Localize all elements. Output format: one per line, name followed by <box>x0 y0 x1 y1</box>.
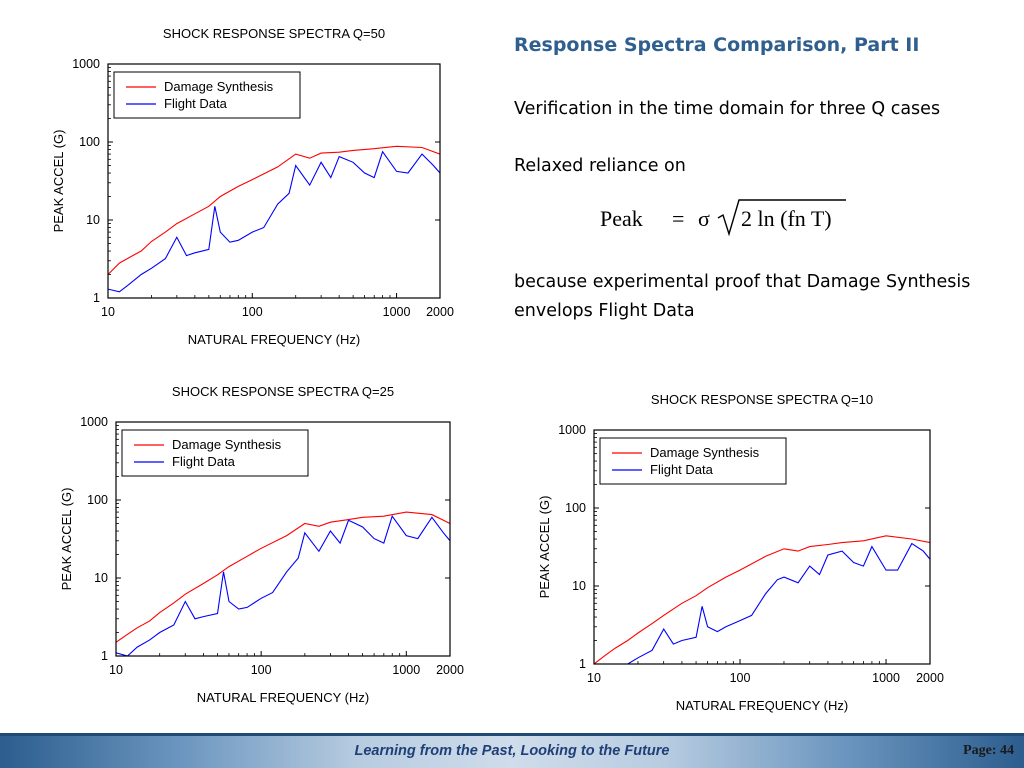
relaxed-reliance-text: Relaxed reliance on <box>514 156 686 176</box>
x-tick-label: 10 <box>101 305 115 319</box>
x-tick-label: 2000 <box>436 663 464 677</box>
plot-frame <box>593 429 931 665</box>
y-tick-label: 1000 <box>558 423 586 437</box>
x-tick-label: 2000 <box>916 671 944 685</box>
plot-frame <box>115 421 451 657</box>
x-axis-label: NATURAL FREQUENCY (Hz) <box>188 332 360 347</box>
legend-box <box>113 71 301 119</box>
slide-title: Response Spectra Comparison, Part II <box>514 34 920 56</box>
y-tick-label: 100 <box>87 493 108 507</box>
series-line-flight-data <box>116 514 450 656</box>
series-line-flight-data <box>108 150 440 293</box>
y-tick-label: 1000 <box>80 415 108 429</box>
chart-title: SHOCK RESPONSE SPECTRA Q=10 <box>651 392 873 407</box>
footer-bar <box>0 733 1024 768</box>
y-tick-label: 100 <box>79 135 100 149</box>
plot-frame <box>107 63 441 299</box>
y-tick-label: 1000 <box>72 57 100 71</box>
x-tick-label: 1000 <box>872 671 900 685</box>
y-tick-label: 10 <box>94 571 108 585</box>
peak-formula: Peak = σ 2 ln (fn T) <box>600 199 846 237</box>
x-tick-label: 100 <box>242 305 263 319</box>
x-tick-label: 1000 <box>392 663 420 677</box>
formula-sigma: σ <box>698 206 710 231</box>
legend-label: Damage Synthesis <box>164 79 274 94</box>
y-tick-label: 100 <box>565 501 586 515</box>
legend-label: Damage Synthesis <box>650 445 760 460</box>
legend-label: Flight Data <box>172 454 236 469</box>
radical-sign <box>717 199 846 237</box>
x-tick-label: 1000 <box>383 305 411 319</box>
legend-label: Flight Data <box>650 462 714 477</box>
series-line-damage-synthesis <box>594 535 930 664</box>
formula-radicand: 2 ln (fn T) <box>741 206 832 231</box>
series-line-damage-synthesis <box>108 145 440 275</box>
x-tick-label: 100 <box>251 663 272 677</box>
x-tick-label: 2000 <box>426 305 454 319</box>
x-tick-label: 10 <box>587 671 601 685</box>
y-tick-label: 10 <box>86 213 100 227</box>
legend-box <box>599 437 787 485</box>
formula-equals: = <box>672 206 684 231</box>
y-tick-label: 1 <box>101 649 108 663</box>
y-axis-label: PEAK ACCEL (G) <box>59 488 74 591</box>
y-axis-label: PEAK ACCEL (G) <box>537 496 552 599</box>
y-axis-label: PEAK ACCEL (G) <box>51 130 66 233</box>
chart-title: SHOCK RESPONSE SPECTRA Q=50 <box>163 26 385 41</box>
series-line-flight-data <box>623 542 930 664</box>
series-line-damage-synthesis <box>116 511 450 643</box>
x-tick-label: 10 <box>109 663 123 677</box>
y-tick-label: 1 <box>579 657 586 671</box>
x-axis-label: NATURAL FREQUENCY (Hz) <box>676 698 848 713</box>
footer-divider <box>0 733 1024 736</box>
legend-label: Damage Synthesis <box>172 437 282 452</box>
verification-text: Verification in the time domain for thre… <box>514 99 941 119</box>
legend-box <box>121 429 309 477</box>
footer-title: Learning from the Past, Looking to the F… <box>354 743 670 759</box>
formula-peak: Peak <box>600 206 643 231</box>
y-tick-label: 10 <box>572 579 586 593</box>
experimental-proof-text: because experimental proof that Damage S… <box>514 272 971 321</box>
page-number: Page: 44 <box>963 743 1014 758</box>
x-axis-label: NATURAL FREQUENCY (Hz) <box>197 690 369 705</box>
y-tick-label: 1 <box>93 291 100 305</box>
legend-label: Flight Data <box>164 96 228 111</box>
chart-title: SHOCK RESPONSE SPECTRA Q=25 <box>172 384 394 399</box>
x-tick-label: 100 <box>730 671 751 685</box>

━━━━

§ **GIVEN INSTRUCTION**
Format the lines of the records above as a numbered list, omitting blank lines and the pictures.

§ **SOLUTION FOR THIS PROBLEM**
1. Localize all elements. Output format: one per line, name followed by <box>x0 y0 x1 y1</box>.
2. relaxed-reliance-text: Relaxed reliance on <box>514 156 686 176</box>
3. x-tick-label: 10 <box>101 305 115 319</box>
4. x-tick-label: 2000 <box>436 663 464 677</box>
5. plot-frame <box>593 429 931 665</box>
6. y-tick-label: 1000 <box>558 423 586 437</box>
7. x-tick-label: 2000 <box>916 671 944 685</box>
8. plot-frame <box>115 421 451 657</box>
9. x-axis-label: NATURAL FREQUENCY (Hz) <box>188 332 360 347</box>
10. legend-box <box>113 71 301 119</box>
11. slide-title: Response Spectra Comparison, Part II <box>514 34 920 56</box>
12. y-tick-label: 100 <box>87 493 108 507</box>
13. series-line-flight-data <box>116 514 450 656</box>
14. series-line-flight-data <box>108 150 440 293</box>
15. y-tick-label: 1000 <box>80 415 108 429</box>
16. chart-title: SHOCK RESPONSE SPECTRA Q=10 <box>651 392 873 407</box>
17. footer-bar <box>0 733 1024 768</box>
18. y-tick-label: 100 <box>79 135 100 149</box>
19. plot-frame <box>107 63 441 299</box>
20. y-tick-label: 1000 <box>72 57 100 71</box>
21. x-tick-label: 1000 <box>872 671 900 685</box>
22. y-tick-label: 10 <box>94 571 108 585</box>
23. peak-formula: Peak = σ 2 ln (fn T) <box>600 199 846 237</box>
24. x-tick-label: 100 <box>242 305 263 319</box>
25. x-tick-label: 1000 <box>392 663 420 677</box>
26. formula-sigma: σ <box>698 206 710 231</box>
27. legend-label: Damage Synthesis <box>164 79 274 94</box>
28. y-tick-label: 100 <box>565 501 586 515</box>
29. legend-label: Damage Synthesis <box>650 445 760 460</box>
30. legend-label: Flight Data <box>172 454 236 469</box>
31. radical-sign <box>717 199 846 237</box>
32. x-tick-label: 1000 <box>383 305 411 319</box>
33. legend-label: Flight Data <box>650 462 714 477</box>
34. series-line-damage-synthesis <box>594 535 930 664</box>
35. formula-radicand: 2 ln (fn T) <box>741 206 832 231</box>
36. series-line-damage-synthesis <box>108 145 440 275</box>
37. x-tick-label: 100 <box>251 663 272 677</box>
38. x-tick-label: 2000 <box>426 305 454 319</box>
39. x-tick-label: 10 <box>587 671 601 685</box>
40. y-tick-label: 10 <box>86 213 100 227</box>
41. legend-box <box>599 437 787 485</box>
42. formula-equals: = <box>672 206 684 231</box>
43. y-tick-label: 1 <box>101 649 108 663</box>
44. y-axis-label: PEAK ACCEL (G) <box>59 488 74 591</box>
45. y-axis-label: PEAK ACCEL (G) <box>537 496 552 599</box>
46. y-axis-label: PEAK ACCEL (G) <box>51 130 66 233</box>
47. chart-title: SHOCK RESPONSE SPECTRA Q=50 <box>163 26 385 41</box>
48. series-line-flight-data <box>623 542 930 664</box>
49. series-line-damage-synthesis <box>116 511 450 643</box>
50. x-tick-label: 10 <box>109 663 123 677</box>
51. y-tick-label: 1 <box>579 657 586 671</box>
52. x-axis-label: NATURAL FREQUENCY (Hz) <box>676 698 848 713</box>
53. footer-divider <box>0 733 1024 736</box>
54. legend-label: Damage Synthesis <box>172 437 282 452</box>
55. verification-text: Verification in the time domain for thre… <box>514 99 941 119</box>
56. legend-box <box>121 429 309 477</box>
57. footer-title: Learning from the Past, Looking to the F… <box>354 743 670 759</box>
58. formula-peak: Peak <box>600 206 643 231</box>
59. y-tick-label: 10 <box>572 579 586 593</box>
60. experimental-proof-text: because experimental proof that Damage S… <box>514 272 971 321</box>
61. page-number: Page: 44 <box>963 743 1014 758</box>
62. x-axis-label: NATURAL FREQUENCY (Hz) <box>197 690 369 705</box>
63. y-tick-label: 1 <box>93 291 100 305</box>
64. legend-label: Flight Data <box>164 96 228 111</box>
65. chart-title: SHOCK RESPONSE SPECTRA Q=25 <box>172 384 394 399</box>
66. x-tick-label: 100 <box>730 671 751 685</box>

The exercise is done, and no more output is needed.